• _The task_
Find every line in the records that holds the string "olarak". Copy each one.

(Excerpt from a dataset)

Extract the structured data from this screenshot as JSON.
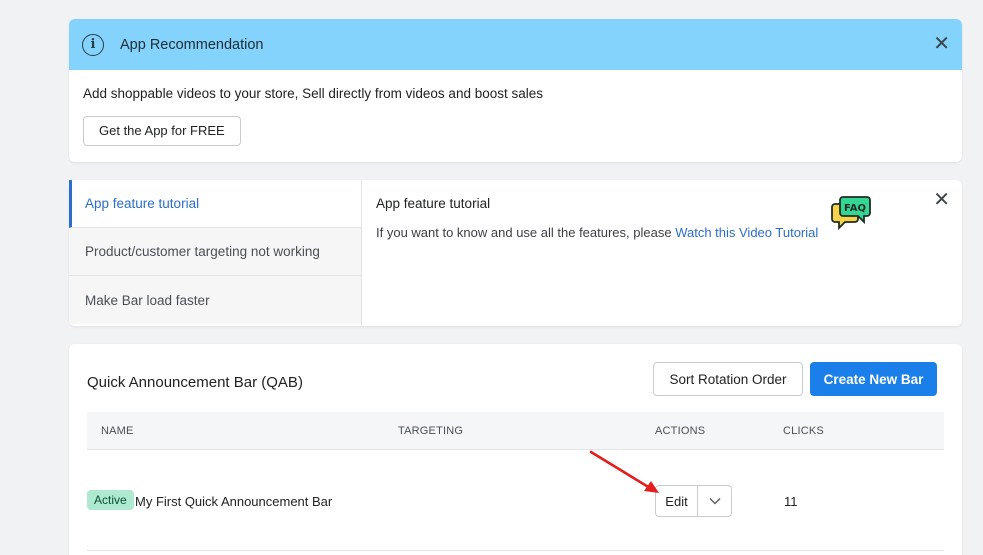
{
  "banner": {
    "title": "App Recommendation",
    "text": "Add shoppable videos to your store, Sell directly from videos and boost sales",
    "button_label": "Get the App for FREE",
    "close_label": "✕",
    "info_glyph": "i",
    "icon": "info-icon"
  },
  "faq": {
    "tabs": [
      {
        "label": "App feature tutorial",
        "active": true
      },
      {
        "label": "Product/customer targeting not working",
        "active": false
      },
      {
        "label": "Make Bar load faster",
        "active": false
      }
    ],
    "content_title": "App feature tutorial",
    "content_text": "If you want to know and use all the features, please ",
    "content_link": "Watch this Video Tutorial",
    "illustration_label": "FAQ",
    "close_label": "✕"
  },
  "qab": {
    "title": "Quick Announcement Bar (QAB)",
    "sort_button": "Sort Rotation Order",
    "create_button": "Create New Bar",
    "columns": [
      "NAME",
      "TARGETING",
      "ACTIONS",
      "CLICKS"
    ],
    "rows": [
      {
        "status": "Active",
        "name": "My First Quick Announcement Bar",
        "targeting": "",
        "action": "Edit",
        "clicks": "11"
      }
    ]
  },
  "colors": {
    "banner_bg": "#83d3fc",
    "primary": "#1a7fe8",
    "link": "#2c6ecb",
    "badge_bg": "#aee9d1",
    "arrow": "#e41e1e"
  }
}
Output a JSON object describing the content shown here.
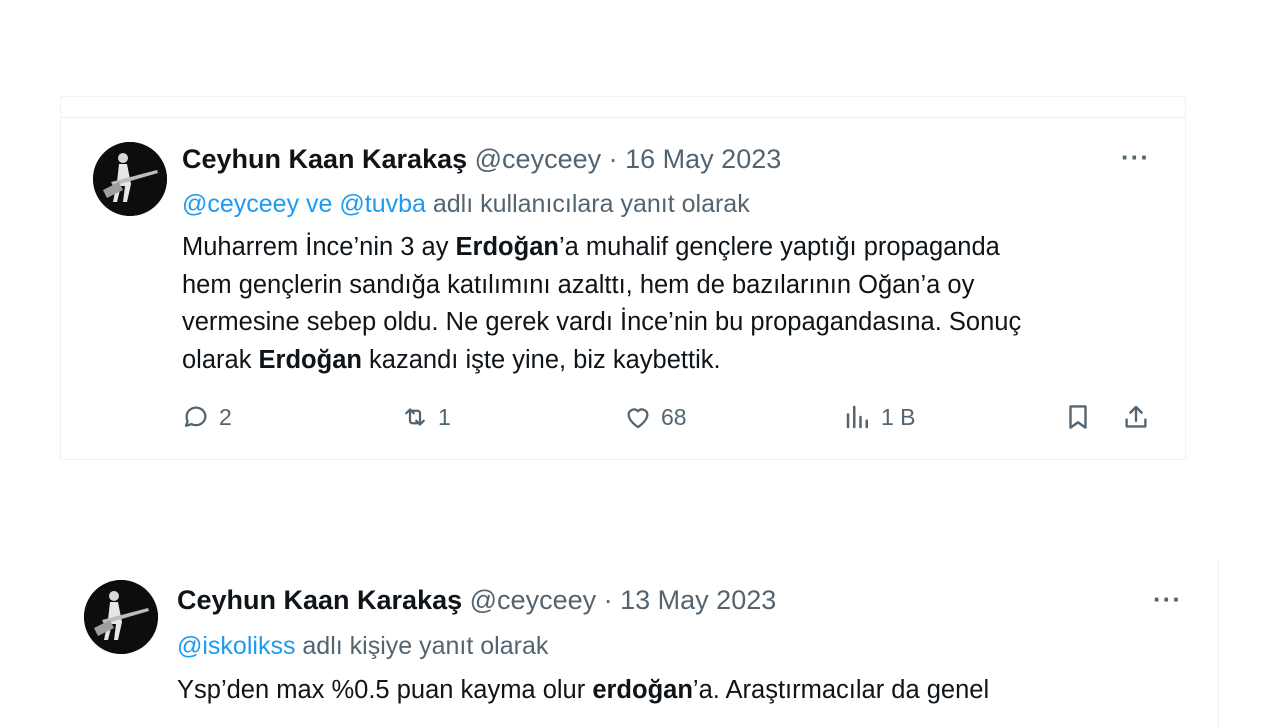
{
  "tweets": [
    {
      "author": {
        "name": "Ceyhun Kaan Karakaş",
        "handle": "@ceyceey"
      },
      "separator": "·",
      "date": "16 May 2023",
      "reply_to": {
        "mentions": "@ceyceey ve @tuvba",
        "suffix": "adlı kullanıcılara yanıt olarak"
      },
      "text_lines": [
        [
          "Muharrem İnce’nin 3 ay ",
          "Erdoğan",
          "’a muhalif gençlere yaptığı propaganda"
        ],
        [
          "hem gençlerin sandığa katılımını azalttı, hem de bazılarının Oğan’a oy"
        ],
        [
          "vermesine sebep oldu. Ne gerek vardı İnce’nin bu propagandasına. Sonuç"
        ],
        [
          "olarak ",
          "Erdoğan",
          " kazandı işte yine, biz kaybettik."
        ]
      ],
      "stats": {
        "replies": "2",
        "retweets": "1",
        "likes": "68",
        "views": "1 B"
      },
      "icons": [
        "reply-icon",
        "retweet-icon",
        "like-icon",
        "views-icon",
        "bookmark-icon",
        "share-icon"
      ]
    },
    {
      "author": {
        "name": "Ceyhun Kaan Karakaş",
        "handle": "@ceyceey"
      },
      "separator": "·",
      "date": "13 May 2023",
      "reply_to": {
        "mentions": "@iskolikss",
        "suffix": "adlı kişiye yanıt olarak"
      },
      "text_lines": [
        [
          "Ysp’den max %0.5 puan kayma olur ",
          "erdoğan",
          "’a. Araştırmacılar da genel"
        ]
      ]
    }
  ],
  "more_label": "···",
  "colors": {
    "text": "#0f1419",
    "muted": "#536471",
    "link": "#1d9bf0"
  }
}
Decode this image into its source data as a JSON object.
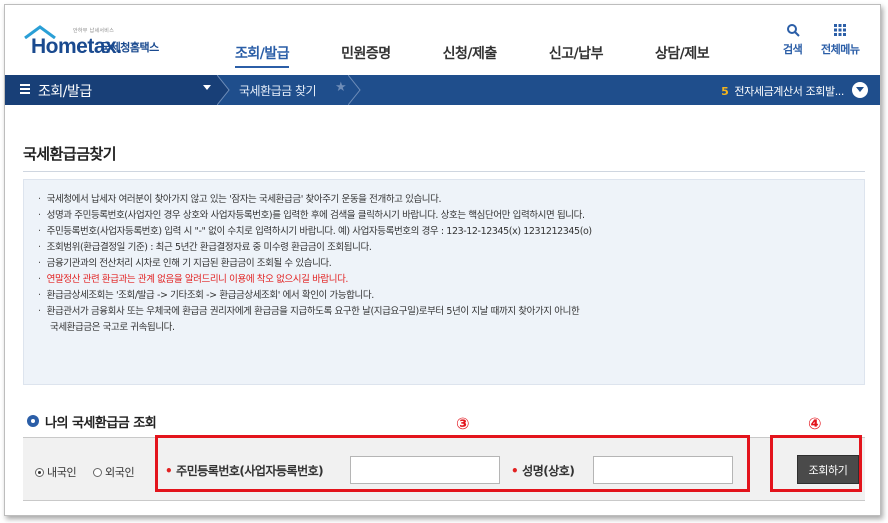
{
  "header": {
    "logo_small": "안하무 납세서비스",
    "logo_text": "Hometax.",
    "logo_korean": "국세청홈택스",
    "nav": [
      {
        "label": "조회/발급",
        "active": true
      },
      {
        "label": "민원증명",
        "active": false
      },
      {
        "label": "신청/제출",
        "active": false
      },
      {
        "label": "신고/납부",
        "active": false
      },
      {
        "label": "상담/제보",
        "active": false
      }
    ],
    "search_label": "검색",
    "menu_label": "전체메뉴"
  },
  "menubar": {
    "title": "조회/발급",
    "breadcrumb": "국세환급금 찾기",
    "right_num": "5",
    "right_text": "전자세금계산서 조회발..."
  },
  "page_title": "국세환급금찾기",
  "notice": [
    {
      "text": "국세청에서 납세자 여러분이 찾아가지 않고 있는 '잠자는 국세환급금' 찾아주기 운동을 전개하고 있습니다.",
      "style": "normal"
    },
    {
      "text": "성명과 주민등록번호(사업자인 경우 상호와 사업자등록번호)를 입력한 후에 검색을 클릭하시기 바랍니다. 상호는 핵심단어만 입력하시면 됩니다.",
      "style": "normal"
    },
    {
      "text": "주민등록번호(사업자등록번호) 입력 시 \"-\" 없이 수치로 입력하시기 바랍니다. 예) 사업자등록번호의 경우 : 123-12-12345(x) 1231212345(o)",
      "style": "normal"
    },
    {
      "text": "조회범위(환급결정일 기준) : 최근 5년간 환급결정자료 중 미수령 환급금이 조회됩니다.",
      "style": "normal"
    },
    {
      "text": "금융기관과의 전산처리 시차로 인해 기 지급된 환급금이 조회될 수 있습니다.",
      "style": "normal"
    },
    {
      "text": "연말정산 관련 환급과는 관계 없음을 알려드리니 이용에 착오 없으시길 바랍니다.",
      "style": "red"
    },
    {
      "text": "환급금상세조회는 '조회/발급 -> 기타조회 -> 환급금상세조회' 에서 확인이 가능합니다.",
      "style": "normal"
    },
    {
      "text": "환급관서가 금융회사 또는 우체국에 환급금 권리자에게 환급금을 지급하도록 요구한 날(지급요구일)로부터 5년이 지날 때까지 찾아가지 아니한",
      "style": "normal"
    },
    {
      "text": "국세환급금은 국고로 귀속됩니다.",
      "style": "cont"
    }
  ],
  "section_title": "나의 국세환급금 조회",
  "form": {
    "radio_domestic": "내국인",
    "radio_foreign": "외국인",
    "selected": "domestic",
    "id_label": "주민등록번호(사업자등록번호)",
    "id_value": "",
    "name_label": "성명(상호)",
    "name_value": "",
    "search_button": "조회하기"
  },
  "annotations": {
    "box3_label": "③",
    "box4_label": "④",
    "color": "#e3141c"
  },
  "colors": {
    "brand_blue": "#1f4e8c",
    "notice_red": "#e22222"
  }
}
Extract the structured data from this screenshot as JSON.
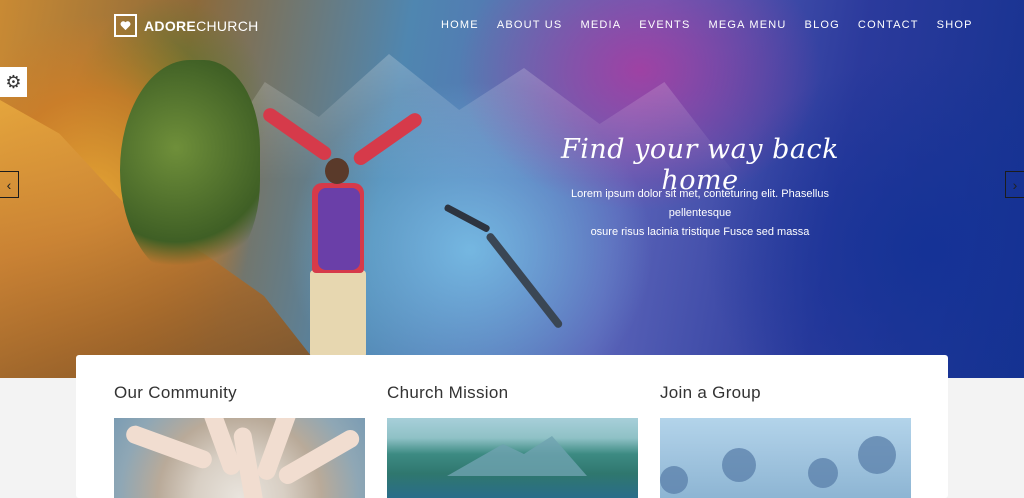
{
  "brand": {
    "name_bold": "ADORE",
    "name_rest": "CHURCH"
  },
  "nav": {
    "items": [
      "HOME",
      "ABOUT US",
      "MEDIA",
      "EVENTS",
      "MEGA MENU",
      "BLOG",
      "CONTACT",
      "SHOP"
    ]
  },
  "hero": {
    "title": "Find your way back home",
    "subtitle_line1": "Lorem ipsum dolor sit met, conteturing elit. Phasellus pellentesque",
    "subtitle_line2": "osure risus lacinia tristique Fusce sed massa"
  },
  "cards": [
    {
      "title": "Our Community"
    },
    {
      "title": "Church Mission"
    },
    {
      "title": "Join a Group"
    }
  ],
  "icons": {
    "settings": "gear-icon",
    "prev": "chevron-left-icon",
    "next": "chevron-right-icon",
    "logo": "heart-icon"
  },
  "colors": {
    "accent": "#ffffff",
    "dark_blue": "#14328f"
  }
}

• _Worked solution_
        "suffix": "adlı kullanıcılara yanıt olarak"
          "olarak ",
        "suffix": "adlı kişiye yanıt olarak"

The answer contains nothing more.